▶ **What this task involves**: Search the material for the word "screenshot" and copy each line that holds it.

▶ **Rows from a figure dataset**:
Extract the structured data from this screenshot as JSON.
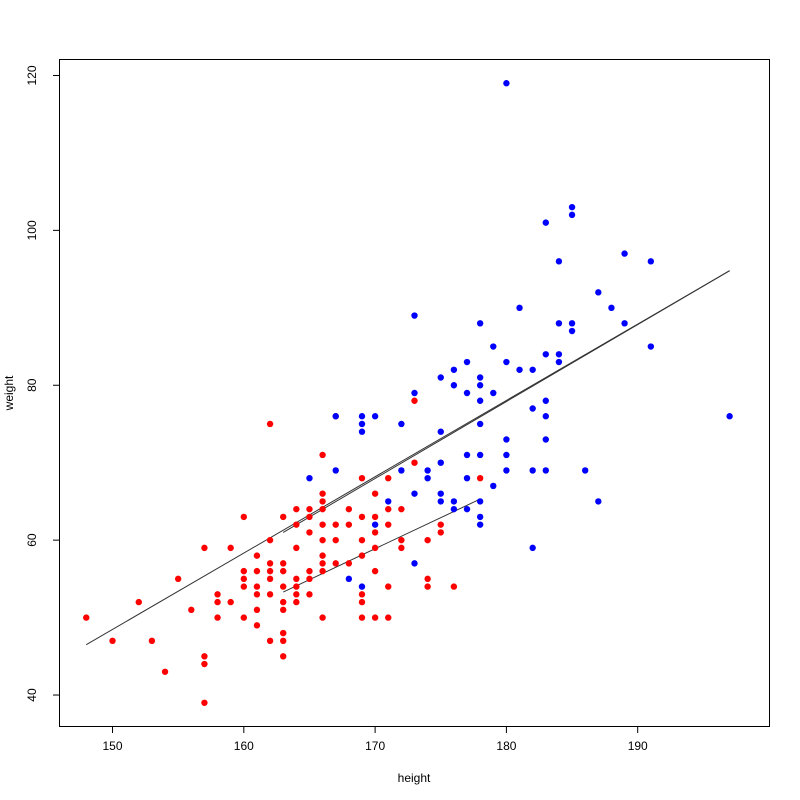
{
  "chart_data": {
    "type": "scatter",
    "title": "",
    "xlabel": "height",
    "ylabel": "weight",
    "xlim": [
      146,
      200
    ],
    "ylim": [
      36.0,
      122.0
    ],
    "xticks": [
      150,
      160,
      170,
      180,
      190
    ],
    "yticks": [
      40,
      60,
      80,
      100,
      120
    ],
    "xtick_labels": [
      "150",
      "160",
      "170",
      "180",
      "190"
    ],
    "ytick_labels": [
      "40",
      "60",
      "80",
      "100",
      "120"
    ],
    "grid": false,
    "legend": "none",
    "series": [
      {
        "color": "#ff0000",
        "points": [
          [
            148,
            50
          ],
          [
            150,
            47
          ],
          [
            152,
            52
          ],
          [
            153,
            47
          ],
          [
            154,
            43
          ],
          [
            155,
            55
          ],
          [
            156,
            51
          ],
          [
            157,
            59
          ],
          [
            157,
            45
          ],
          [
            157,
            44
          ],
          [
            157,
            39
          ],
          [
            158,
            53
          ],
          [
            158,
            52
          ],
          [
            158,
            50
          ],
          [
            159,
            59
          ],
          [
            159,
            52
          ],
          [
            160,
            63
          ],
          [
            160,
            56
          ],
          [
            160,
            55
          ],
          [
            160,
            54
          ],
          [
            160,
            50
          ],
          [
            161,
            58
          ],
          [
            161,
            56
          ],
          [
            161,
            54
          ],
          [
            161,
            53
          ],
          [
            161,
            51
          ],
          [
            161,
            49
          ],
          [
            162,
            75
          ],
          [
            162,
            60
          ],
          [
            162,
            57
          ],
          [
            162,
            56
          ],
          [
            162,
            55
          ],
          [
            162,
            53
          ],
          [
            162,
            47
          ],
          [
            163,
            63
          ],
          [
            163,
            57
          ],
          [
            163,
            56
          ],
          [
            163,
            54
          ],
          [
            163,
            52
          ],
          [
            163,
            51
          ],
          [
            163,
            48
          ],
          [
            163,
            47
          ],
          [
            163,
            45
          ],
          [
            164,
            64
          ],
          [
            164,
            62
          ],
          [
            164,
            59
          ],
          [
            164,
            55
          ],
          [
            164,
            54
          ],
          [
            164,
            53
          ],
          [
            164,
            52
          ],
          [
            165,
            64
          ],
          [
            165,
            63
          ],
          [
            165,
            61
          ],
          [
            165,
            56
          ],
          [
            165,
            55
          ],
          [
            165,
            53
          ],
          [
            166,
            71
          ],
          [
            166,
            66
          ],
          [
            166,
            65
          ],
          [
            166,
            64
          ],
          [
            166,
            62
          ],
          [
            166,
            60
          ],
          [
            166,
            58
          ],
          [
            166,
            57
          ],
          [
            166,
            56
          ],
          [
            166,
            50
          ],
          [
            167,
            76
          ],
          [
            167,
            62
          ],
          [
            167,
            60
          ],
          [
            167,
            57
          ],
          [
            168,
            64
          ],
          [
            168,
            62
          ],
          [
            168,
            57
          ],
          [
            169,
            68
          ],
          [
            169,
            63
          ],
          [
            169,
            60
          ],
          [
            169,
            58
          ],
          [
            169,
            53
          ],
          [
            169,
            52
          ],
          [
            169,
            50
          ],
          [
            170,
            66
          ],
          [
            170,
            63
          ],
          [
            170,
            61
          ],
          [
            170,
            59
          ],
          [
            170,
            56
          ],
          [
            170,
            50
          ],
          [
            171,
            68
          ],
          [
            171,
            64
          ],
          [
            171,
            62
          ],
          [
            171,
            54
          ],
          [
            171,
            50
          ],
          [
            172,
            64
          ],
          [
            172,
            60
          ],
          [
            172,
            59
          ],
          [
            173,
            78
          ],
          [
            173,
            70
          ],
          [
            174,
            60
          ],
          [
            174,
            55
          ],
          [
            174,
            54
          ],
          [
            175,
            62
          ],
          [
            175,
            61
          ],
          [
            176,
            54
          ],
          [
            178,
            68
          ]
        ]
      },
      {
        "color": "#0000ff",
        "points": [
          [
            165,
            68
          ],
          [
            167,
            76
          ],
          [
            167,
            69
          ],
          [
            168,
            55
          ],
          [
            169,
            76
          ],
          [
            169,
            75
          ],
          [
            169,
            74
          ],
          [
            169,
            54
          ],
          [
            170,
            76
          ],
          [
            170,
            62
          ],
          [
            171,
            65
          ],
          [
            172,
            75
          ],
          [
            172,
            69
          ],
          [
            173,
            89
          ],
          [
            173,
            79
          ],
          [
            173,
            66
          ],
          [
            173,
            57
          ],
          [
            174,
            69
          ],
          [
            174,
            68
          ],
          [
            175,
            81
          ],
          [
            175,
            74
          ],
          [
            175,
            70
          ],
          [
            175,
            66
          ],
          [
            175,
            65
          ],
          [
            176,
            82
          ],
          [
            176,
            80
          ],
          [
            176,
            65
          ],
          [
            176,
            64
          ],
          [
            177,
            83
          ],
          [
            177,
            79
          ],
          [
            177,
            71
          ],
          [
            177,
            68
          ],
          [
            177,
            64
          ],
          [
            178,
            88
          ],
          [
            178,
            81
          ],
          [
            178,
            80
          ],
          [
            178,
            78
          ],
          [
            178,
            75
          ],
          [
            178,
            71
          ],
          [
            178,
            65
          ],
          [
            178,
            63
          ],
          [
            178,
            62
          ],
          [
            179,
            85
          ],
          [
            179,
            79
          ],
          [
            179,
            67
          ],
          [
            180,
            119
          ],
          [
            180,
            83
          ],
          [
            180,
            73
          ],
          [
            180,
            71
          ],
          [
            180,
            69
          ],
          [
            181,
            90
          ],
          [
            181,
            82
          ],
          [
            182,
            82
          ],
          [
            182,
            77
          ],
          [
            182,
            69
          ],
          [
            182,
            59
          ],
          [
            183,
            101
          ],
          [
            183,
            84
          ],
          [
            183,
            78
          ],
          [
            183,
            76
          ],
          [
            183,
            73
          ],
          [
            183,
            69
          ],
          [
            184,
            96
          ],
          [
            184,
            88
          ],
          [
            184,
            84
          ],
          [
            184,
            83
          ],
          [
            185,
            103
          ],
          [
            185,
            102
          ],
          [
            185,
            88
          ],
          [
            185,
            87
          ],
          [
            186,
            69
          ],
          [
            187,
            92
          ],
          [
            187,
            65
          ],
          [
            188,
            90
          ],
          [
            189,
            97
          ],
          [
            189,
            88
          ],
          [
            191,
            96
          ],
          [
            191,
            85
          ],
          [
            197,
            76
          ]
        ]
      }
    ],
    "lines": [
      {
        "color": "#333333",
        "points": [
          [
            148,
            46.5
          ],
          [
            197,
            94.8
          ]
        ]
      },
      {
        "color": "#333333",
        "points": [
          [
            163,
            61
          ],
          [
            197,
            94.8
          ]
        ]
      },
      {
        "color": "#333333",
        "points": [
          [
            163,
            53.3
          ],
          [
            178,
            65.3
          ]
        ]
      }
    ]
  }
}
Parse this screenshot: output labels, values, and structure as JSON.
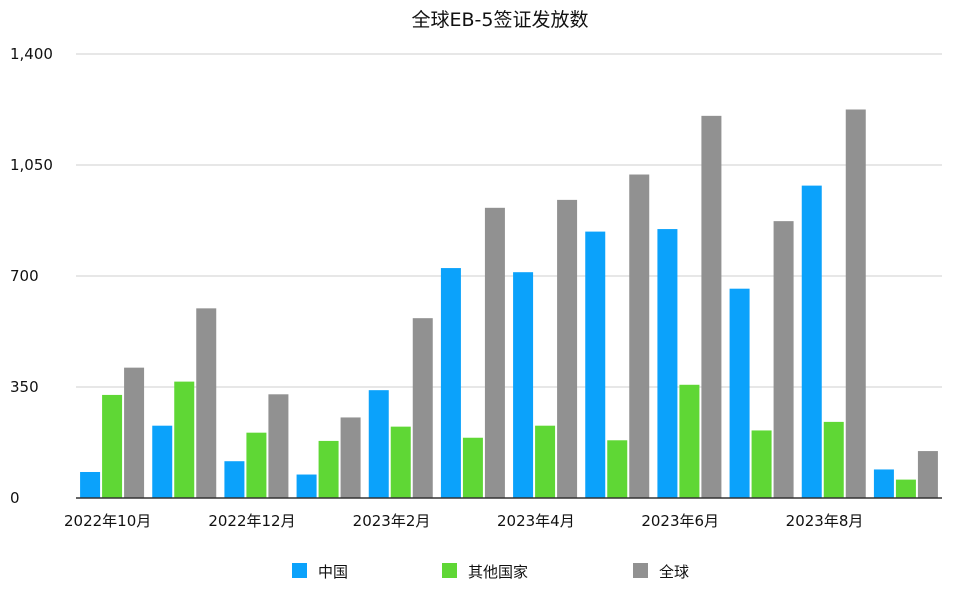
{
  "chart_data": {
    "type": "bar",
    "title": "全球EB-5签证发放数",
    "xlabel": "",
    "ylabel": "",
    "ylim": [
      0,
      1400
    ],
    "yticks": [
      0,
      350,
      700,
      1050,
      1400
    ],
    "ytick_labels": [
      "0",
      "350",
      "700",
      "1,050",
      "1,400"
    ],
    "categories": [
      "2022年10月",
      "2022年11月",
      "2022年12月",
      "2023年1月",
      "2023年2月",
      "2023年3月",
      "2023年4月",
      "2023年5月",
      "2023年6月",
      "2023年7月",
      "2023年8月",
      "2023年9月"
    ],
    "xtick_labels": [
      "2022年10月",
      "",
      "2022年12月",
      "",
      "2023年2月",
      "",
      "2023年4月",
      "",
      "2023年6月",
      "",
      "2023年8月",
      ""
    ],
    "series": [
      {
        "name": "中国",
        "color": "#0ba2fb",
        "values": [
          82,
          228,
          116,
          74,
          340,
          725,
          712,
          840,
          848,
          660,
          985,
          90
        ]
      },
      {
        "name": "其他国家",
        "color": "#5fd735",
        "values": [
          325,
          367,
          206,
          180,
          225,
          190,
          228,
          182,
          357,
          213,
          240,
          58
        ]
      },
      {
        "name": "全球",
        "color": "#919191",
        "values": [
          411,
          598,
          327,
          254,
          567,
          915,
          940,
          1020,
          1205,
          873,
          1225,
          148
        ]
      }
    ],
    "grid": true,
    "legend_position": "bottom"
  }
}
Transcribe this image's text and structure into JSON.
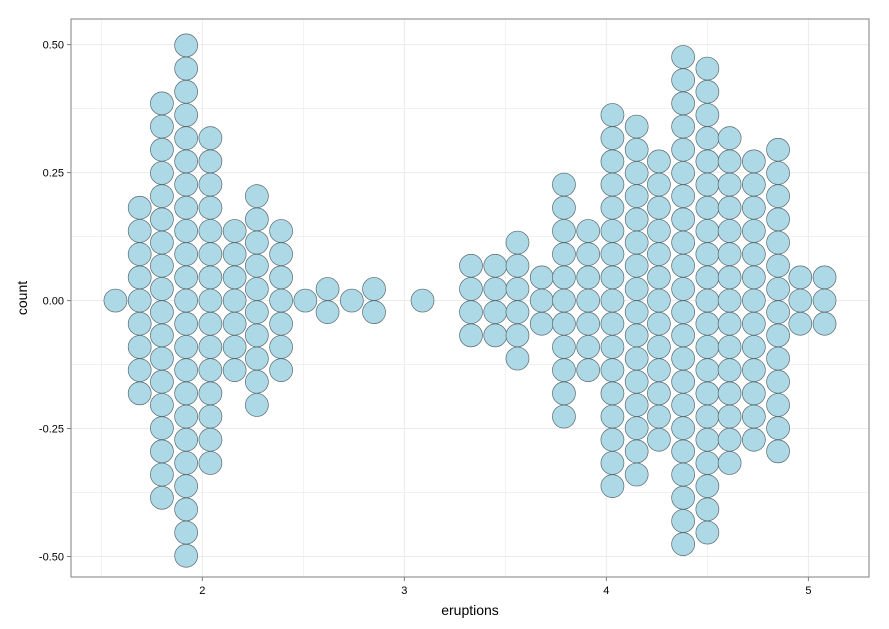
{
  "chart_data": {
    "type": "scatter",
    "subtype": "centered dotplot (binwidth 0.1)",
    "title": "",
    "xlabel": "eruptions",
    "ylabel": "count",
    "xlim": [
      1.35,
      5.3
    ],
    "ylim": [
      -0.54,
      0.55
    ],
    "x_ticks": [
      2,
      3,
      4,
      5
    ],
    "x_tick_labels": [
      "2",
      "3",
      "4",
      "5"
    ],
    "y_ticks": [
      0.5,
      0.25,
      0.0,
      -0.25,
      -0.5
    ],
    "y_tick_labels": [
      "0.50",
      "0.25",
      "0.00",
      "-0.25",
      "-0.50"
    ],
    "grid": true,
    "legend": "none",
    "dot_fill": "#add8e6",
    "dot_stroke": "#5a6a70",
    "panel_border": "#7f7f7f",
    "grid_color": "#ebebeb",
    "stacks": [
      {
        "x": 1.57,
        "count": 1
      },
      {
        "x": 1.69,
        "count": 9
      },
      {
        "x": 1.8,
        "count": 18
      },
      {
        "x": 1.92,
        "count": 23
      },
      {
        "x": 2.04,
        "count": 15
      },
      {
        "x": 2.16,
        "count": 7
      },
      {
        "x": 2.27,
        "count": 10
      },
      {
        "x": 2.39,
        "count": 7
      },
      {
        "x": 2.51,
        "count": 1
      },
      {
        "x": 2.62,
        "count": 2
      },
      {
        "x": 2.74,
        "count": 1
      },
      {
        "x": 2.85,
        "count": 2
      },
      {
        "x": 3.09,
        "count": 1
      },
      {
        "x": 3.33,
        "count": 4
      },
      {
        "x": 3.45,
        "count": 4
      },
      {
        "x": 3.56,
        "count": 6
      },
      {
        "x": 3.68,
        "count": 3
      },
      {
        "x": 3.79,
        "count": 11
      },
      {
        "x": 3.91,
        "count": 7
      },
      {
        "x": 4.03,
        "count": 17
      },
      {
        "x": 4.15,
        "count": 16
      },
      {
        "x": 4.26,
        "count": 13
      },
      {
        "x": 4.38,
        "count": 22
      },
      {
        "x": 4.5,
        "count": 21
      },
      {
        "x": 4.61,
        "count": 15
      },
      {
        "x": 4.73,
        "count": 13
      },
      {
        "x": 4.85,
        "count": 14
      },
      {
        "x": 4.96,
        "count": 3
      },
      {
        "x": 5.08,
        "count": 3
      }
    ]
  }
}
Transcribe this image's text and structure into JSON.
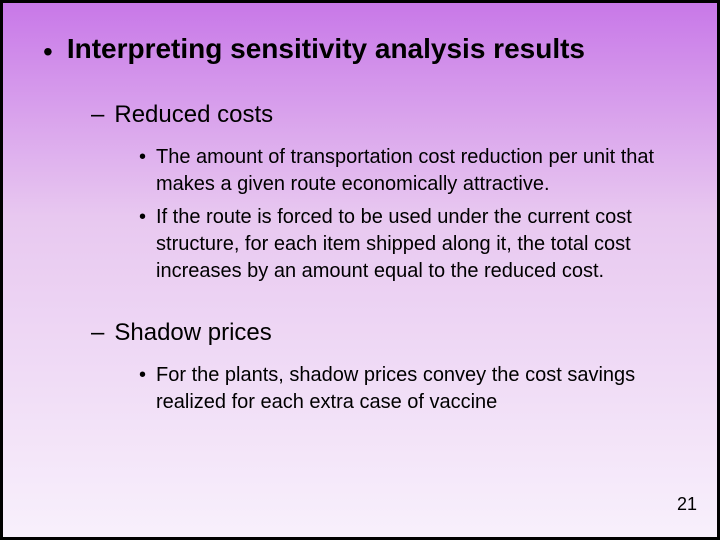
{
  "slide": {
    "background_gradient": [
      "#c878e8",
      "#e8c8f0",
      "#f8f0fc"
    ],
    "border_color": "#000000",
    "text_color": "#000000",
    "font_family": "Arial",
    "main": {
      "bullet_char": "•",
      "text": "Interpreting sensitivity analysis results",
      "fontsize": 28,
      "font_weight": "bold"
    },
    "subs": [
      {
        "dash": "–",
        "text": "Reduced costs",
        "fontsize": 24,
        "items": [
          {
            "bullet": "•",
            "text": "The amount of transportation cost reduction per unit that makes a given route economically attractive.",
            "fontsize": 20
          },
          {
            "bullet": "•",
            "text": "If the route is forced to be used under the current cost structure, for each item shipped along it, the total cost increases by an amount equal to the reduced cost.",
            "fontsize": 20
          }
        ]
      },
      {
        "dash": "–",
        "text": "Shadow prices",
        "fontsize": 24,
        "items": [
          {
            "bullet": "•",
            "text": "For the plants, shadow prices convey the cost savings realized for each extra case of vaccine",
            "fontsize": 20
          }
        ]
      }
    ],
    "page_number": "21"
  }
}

▶ **Solution for this exercise**:
Extract the structured data from this screenshot as JSON.
Parse this screenshot: output labels, values, and structure as JSON.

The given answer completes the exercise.